Stored data:
* * * * * * * * *
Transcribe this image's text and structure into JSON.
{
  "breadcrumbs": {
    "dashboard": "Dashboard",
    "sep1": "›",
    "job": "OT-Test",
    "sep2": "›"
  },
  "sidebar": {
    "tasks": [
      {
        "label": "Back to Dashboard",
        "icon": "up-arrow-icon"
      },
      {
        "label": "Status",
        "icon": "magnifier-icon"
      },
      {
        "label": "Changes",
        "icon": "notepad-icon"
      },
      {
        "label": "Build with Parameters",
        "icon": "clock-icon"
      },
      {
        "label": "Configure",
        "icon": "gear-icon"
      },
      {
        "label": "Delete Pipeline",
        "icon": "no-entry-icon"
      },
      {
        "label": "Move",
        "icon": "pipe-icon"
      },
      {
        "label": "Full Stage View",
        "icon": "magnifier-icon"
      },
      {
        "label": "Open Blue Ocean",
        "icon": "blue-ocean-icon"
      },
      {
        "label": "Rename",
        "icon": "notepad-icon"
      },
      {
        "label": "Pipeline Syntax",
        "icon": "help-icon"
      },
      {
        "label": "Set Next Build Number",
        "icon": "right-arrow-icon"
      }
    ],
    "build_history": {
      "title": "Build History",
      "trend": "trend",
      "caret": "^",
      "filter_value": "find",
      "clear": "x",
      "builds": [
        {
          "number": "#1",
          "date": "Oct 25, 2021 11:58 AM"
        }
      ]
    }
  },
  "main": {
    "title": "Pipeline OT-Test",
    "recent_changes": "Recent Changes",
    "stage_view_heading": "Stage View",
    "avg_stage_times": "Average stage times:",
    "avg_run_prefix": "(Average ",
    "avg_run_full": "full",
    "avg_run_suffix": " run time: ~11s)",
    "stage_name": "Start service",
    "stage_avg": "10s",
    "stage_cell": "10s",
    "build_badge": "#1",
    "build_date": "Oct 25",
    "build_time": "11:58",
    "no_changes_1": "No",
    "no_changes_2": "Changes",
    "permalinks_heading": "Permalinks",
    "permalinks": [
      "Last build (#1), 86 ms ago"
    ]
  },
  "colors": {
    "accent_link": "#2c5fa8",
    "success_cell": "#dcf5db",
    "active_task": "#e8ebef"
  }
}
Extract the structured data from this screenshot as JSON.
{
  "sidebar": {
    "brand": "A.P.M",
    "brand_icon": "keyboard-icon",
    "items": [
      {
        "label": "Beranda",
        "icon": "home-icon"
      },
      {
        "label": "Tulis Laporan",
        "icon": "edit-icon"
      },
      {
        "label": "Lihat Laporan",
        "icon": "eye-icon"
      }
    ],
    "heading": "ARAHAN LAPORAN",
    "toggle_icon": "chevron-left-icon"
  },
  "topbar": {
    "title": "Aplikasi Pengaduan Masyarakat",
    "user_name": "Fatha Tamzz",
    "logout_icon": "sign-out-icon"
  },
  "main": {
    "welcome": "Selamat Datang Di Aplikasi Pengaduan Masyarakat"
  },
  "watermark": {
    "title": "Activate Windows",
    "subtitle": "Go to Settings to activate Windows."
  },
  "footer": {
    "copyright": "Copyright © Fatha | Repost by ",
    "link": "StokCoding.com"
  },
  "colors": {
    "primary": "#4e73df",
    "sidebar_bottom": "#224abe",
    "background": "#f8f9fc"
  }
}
* * * * * * * * *
=== Your objective ===
Above are entries; state the number of lines among them that contain "Pengaduan", and nothing else.

=== Written response ===
2